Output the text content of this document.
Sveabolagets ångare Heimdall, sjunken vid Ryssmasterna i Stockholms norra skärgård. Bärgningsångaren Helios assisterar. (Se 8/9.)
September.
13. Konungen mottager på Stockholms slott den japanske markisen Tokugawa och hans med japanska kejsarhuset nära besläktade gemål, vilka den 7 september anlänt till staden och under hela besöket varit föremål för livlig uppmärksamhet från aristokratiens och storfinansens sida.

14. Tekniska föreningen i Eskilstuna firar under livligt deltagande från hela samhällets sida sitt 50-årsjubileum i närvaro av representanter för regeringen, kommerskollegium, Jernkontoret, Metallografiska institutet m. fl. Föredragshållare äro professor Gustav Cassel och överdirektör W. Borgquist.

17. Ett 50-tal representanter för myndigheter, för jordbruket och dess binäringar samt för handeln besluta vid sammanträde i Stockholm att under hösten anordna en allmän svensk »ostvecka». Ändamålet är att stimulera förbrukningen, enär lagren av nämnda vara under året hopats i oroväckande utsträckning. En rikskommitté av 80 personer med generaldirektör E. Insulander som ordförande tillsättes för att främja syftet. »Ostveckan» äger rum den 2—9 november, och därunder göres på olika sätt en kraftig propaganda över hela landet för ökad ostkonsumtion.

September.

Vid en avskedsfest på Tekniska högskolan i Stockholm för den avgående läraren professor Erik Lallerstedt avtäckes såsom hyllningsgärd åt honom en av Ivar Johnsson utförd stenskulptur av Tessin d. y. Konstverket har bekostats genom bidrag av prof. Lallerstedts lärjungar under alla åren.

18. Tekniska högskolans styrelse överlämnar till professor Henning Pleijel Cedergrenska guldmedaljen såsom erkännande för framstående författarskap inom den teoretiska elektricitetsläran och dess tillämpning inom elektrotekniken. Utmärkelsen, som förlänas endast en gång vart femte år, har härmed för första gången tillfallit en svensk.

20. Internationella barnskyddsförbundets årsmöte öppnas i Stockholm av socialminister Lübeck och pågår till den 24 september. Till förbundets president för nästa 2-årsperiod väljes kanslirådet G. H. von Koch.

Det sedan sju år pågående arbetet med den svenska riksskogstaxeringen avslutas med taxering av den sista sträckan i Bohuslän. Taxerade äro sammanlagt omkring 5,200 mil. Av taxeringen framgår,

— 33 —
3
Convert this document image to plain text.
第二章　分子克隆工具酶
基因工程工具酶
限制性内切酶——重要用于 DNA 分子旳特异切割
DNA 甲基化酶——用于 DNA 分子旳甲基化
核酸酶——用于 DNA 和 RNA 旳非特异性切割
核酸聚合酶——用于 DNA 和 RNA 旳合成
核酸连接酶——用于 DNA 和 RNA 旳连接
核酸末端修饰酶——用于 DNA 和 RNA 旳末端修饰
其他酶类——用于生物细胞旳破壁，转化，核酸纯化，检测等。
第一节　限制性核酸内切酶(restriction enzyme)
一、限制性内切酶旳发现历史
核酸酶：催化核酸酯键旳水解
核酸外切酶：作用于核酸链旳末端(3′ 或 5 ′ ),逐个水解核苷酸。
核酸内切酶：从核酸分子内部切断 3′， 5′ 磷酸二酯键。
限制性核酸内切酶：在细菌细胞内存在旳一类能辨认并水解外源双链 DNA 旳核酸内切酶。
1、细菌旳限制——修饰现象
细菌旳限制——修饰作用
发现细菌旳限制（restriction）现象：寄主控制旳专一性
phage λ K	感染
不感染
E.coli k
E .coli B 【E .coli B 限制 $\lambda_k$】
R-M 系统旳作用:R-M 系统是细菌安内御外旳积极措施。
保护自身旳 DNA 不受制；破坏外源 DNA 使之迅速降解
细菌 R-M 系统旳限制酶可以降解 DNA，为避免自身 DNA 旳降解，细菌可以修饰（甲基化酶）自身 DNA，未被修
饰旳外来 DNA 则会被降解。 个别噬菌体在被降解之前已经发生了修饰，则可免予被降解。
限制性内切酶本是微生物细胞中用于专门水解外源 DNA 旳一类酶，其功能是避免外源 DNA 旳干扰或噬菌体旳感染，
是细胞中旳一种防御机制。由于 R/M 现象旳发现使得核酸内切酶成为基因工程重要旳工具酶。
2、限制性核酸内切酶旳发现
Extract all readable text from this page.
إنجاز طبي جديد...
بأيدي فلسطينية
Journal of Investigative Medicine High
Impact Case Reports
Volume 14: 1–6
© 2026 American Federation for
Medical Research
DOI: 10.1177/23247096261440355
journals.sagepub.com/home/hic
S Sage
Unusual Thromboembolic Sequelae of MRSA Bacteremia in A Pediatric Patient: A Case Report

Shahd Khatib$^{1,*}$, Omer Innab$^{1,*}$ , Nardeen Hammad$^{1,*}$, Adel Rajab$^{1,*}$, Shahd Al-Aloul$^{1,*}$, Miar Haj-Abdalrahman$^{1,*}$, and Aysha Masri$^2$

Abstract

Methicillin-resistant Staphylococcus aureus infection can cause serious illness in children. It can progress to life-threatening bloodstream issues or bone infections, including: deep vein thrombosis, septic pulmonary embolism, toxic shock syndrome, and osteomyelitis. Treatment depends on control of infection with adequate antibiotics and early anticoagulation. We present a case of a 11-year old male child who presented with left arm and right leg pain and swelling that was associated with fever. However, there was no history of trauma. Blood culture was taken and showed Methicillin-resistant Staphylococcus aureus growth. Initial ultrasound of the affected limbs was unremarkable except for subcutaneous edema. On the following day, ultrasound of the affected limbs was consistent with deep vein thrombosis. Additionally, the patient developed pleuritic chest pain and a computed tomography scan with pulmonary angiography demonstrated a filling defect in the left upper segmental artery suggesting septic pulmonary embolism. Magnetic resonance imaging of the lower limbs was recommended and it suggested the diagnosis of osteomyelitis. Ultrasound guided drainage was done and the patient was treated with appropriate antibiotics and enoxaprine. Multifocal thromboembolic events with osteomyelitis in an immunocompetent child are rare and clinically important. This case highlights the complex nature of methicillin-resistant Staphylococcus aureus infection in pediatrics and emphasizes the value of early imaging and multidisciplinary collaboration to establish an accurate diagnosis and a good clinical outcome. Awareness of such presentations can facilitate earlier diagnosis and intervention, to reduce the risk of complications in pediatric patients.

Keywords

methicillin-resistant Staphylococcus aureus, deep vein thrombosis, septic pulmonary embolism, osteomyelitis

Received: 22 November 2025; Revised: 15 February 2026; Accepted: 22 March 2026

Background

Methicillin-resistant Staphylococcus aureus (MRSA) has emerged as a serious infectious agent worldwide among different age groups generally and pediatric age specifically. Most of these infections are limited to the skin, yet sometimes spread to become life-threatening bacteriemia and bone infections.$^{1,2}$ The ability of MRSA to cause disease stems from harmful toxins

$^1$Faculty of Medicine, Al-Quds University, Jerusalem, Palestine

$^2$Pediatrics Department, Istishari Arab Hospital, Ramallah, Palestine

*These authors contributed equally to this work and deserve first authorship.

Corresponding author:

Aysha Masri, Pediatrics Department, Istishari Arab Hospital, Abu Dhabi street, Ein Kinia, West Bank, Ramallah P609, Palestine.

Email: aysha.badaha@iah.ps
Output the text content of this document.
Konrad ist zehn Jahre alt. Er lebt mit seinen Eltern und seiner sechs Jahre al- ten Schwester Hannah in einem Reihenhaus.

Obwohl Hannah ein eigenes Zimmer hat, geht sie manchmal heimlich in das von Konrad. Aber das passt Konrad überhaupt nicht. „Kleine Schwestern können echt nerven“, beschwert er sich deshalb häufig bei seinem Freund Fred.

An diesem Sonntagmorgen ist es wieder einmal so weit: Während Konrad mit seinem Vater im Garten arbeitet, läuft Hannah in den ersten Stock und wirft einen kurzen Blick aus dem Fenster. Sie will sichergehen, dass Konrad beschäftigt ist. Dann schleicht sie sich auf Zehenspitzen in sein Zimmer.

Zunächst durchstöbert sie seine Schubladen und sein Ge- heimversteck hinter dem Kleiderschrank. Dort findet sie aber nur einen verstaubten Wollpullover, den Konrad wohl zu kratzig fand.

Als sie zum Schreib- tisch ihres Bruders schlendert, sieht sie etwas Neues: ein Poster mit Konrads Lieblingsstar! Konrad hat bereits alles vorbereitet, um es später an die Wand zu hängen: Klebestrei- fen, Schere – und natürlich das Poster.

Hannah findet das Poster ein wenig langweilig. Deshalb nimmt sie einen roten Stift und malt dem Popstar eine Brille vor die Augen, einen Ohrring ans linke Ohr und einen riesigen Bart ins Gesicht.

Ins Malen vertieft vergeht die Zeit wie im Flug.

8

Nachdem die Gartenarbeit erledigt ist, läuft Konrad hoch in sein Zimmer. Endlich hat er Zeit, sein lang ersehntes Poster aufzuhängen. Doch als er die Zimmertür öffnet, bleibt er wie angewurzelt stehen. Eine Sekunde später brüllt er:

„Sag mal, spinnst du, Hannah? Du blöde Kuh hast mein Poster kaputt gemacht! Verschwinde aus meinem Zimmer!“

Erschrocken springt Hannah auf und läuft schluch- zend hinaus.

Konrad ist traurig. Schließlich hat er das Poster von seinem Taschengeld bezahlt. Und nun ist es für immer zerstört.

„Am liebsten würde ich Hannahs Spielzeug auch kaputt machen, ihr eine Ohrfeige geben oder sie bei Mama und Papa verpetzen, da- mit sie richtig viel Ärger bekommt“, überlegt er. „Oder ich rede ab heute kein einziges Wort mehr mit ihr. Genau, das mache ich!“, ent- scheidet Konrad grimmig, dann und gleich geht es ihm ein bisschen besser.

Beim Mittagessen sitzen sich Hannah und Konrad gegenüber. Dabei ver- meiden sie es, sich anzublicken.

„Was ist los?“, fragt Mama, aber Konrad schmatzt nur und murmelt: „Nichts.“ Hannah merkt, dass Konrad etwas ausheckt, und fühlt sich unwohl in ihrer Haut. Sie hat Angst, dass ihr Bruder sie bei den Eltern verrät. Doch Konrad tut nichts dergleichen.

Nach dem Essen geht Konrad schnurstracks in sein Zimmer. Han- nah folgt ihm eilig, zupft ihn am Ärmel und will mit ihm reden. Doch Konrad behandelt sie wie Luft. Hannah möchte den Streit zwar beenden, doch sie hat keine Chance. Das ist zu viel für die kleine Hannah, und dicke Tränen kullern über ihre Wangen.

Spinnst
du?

════

[WHAT IS EXPECTED] Search the records for the word "Department". Copy each line where it appears.

[ANSWER TO THE EXERCISE]
$^2$Pediatrics Department, Istishari Arab Hospital, Ramallah, Palestine
Aysha Masri, Pediatrics Department, Istishari Arab Hospital, Abu Dhabi street, Ein Kinia, West Bank, Ramallah P609, Palestine.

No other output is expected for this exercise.